Pull out every line containing the string "this".

^^^^^^^^

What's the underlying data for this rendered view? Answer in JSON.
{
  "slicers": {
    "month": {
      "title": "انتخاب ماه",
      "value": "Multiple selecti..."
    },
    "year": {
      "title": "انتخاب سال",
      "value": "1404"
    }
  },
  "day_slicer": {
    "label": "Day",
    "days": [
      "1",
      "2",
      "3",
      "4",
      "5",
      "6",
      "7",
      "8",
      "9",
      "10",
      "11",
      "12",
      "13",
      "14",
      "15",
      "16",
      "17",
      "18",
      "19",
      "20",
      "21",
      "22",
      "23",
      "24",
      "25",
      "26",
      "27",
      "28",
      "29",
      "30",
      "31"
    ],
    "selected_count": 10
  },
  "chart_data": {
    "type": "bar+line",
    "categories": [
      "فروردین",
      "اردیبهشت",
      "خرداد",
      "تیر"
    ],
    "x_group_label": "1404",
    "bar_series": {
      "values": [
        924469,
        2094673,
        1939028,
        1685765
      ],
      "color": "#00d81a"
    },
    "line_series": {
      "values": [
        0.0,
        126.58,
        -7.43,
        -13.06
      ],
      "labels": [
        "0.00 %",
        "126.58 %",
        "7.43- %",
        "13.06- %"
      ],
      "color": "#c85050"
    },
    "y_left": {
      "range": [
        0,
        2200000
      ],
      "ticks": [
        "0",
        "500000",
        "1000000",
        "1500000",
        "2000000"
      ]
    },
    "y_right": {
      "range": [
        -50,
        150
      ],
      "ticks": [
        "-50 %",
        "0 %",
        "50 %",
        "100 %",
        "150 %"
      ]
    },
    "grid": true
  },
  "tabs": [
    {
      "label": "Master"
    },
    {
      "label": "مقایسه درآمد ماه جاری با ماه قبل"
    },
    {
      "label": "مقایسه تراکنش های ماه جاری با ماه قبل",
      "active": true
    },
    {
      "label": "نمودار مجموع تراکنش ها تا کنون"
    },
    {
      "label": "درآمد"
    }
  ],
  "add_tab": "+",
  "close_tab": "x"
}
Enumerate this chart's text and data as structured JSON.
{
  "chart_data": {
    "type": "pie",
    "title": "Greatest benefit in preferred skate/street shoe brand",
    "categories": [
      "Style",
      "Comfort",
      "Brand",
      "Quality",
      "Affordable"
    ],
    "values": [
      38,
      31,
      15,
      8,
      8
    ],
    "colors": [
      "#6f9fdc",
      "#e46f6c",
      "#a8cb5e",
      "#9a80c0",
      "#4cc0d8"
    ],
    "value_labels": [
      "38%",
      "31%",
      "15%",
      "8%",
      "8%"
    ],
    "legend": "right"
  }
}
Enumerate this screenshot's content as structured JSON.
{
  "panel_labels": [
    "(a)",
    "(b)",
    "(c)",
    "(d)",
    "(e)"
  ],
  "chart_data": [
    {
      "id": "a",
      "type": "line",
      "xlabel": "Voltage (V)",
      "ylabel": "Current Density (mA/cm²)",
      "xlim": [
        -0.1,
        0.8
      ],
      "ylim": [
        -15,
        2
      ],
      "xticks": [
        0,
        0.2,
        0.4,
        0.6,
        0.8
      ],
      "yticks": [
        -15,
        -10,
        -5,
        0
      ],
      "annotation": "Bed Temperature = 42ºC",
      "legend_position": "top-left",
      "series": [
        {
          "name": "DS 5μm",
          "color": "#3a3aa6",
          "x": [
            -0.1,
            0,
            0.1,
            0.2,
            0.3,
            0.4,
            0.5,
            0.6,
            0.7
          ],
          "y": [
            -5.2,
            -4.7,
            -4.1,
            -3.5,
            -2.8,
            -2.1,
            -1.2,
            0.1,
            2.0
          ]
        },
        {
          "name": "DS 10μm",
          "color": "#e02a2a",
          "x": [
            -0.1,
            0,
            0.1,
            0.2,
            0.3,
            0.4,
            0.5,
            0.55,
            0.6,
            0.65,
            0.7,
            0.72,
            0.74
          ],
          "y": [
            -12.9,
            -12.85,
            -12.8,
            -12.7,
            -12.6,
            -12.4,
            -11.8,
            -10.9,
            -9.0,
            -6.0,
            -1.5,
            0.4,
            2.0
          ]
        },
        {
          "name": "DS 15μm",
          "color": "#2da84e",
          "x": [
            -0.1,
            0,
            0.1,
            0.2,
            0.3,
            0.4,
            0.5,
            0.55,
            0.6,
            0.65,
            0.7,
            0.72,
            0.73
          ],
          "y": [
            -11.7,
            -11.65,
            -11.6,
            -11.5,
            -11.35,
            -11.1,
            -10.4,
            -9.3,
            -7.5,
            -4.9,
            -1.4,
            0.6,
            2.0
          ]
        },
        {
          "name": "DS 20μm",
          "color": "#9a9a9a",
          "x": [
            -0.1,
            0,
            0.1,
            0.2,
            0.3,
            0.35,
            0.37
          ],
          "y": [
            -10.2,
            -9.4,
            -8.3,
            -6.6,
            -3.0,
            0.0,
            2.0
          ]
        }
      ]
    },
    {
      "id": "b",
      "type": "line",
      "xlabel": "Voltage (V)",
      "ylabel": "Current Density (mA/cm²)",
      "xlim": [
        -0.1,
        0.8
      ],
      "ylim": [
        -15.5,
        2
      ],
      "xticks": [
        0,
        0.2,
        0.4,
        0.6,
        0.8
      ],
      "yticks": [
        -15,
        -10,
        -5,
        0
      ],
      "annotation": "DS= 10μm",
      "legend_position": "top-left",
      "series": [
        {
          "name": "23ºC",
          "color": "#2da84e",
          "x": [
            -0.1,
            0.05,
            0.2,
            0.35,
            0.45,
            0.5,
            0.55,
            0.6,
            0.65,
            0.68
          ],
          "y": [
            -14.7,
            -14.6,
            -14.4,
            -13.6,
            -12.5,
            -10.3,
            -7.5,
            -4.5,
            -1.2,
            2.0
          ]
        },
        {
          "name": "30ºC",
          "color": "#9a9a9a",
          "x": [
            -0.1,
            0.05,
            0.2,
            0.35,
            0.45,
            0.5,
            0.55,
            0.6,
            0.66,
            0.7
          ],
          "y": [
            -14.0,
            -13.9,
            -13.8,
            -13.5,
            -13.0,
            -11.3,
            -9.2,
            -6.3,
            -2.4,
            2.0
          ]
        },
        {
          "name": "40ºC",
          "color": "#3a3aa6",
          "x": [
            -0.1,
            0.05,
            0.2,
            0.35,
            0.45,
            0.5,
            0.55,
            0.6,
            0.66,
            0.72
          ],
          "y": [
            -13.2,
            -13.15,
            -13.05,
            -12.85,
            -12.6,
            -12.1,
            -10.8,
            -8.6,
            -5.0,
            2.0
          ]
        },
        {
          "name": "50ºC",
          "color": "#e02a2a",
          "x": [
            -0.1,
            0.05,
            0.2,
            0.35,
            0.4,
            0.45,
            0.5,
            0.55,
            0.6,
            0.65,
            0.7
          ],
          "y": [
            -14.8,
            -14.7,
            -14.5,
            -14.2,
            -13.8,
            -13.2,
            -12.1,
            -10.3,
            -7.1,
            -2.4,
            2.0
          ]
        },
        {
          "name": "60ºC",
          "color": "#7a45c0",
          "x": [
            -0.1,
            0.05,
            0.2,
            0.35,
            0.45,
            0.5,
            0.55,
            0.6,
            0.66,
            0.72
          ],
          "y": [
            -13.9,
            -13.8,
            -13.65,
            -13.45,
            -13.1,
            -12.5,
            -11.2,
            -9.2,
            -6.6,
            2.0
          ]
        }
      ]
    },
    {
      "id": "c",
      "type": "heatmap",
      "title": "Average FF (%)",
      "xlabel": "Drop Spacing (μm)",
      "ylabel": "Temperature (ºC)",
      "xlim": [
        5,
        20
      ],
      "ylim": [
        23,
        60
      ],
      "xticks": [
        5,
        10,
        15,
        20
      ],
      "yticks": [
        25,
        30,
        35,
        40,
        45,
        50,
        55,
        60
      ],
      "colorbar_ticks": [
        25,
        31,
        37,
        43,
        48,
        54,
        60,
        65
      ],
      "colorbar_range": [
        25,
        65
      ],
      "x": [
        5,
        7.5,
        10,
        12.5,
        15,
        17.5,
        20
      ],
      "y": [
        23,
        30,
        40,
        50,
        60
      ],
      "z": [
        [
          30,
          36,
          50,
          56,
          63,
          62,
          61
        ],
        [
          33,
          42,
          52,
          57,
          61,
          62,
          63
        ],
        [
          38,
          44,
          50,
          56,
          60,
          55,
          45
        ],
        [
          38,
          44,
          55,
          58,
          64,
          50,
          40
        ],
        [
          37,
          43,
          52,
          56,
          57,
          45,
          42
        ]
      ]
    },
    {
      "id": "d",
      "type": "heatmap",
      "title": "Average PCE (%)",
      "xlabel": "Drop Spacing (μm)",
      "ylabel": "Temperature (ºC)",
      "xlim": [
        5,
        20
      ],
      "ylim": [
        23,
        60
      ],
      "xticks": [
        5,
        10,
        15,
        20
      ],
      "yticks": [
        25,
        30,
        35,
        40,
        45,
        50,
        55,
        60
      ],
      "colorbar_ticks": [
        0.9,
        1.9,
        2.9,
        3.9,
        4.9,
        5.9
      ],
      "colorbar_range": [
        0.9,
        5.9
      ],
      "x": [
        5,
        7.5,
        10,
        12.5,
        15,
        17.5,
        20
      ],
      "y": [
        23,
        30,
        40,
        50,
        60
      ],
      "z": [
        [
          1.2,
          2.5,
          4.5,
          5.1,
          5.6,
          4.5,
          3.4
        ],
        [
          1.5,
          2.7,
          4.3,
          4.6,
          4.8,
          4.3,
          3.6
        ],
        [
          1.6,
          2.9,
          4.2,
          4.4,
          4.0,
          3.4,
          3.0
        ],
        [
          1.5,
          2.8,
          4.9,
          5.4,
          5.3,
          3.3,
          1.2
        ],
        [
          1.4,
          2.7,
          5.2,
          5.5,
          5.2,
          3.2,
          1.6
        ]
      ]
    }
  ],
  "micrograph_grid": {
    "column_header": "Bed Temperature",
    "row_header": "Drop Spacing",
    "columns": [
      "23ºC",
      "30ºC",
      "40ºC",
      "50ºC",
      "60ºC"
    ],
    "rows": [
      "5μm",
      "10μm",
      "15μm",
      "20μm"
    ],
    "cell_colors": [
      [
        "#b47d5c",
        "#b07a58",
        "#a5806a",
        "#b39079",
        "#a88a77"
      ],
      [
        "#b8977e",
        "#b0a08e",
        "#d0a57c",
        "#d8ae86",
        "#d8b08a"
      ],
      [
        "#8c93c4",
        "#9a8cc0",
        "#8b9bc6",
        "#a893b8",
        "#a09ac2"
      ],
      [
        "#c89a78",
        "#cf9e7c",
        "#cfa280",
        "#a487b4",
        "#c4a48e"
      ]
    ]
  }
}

^^^^^^^^

- _Exercise response_:
What's the underlying data for this rendered view? Answer in JSON.
Enumerate this chart's text and data as structured JSON.
Enumerate this screenshot's content as structured JSON.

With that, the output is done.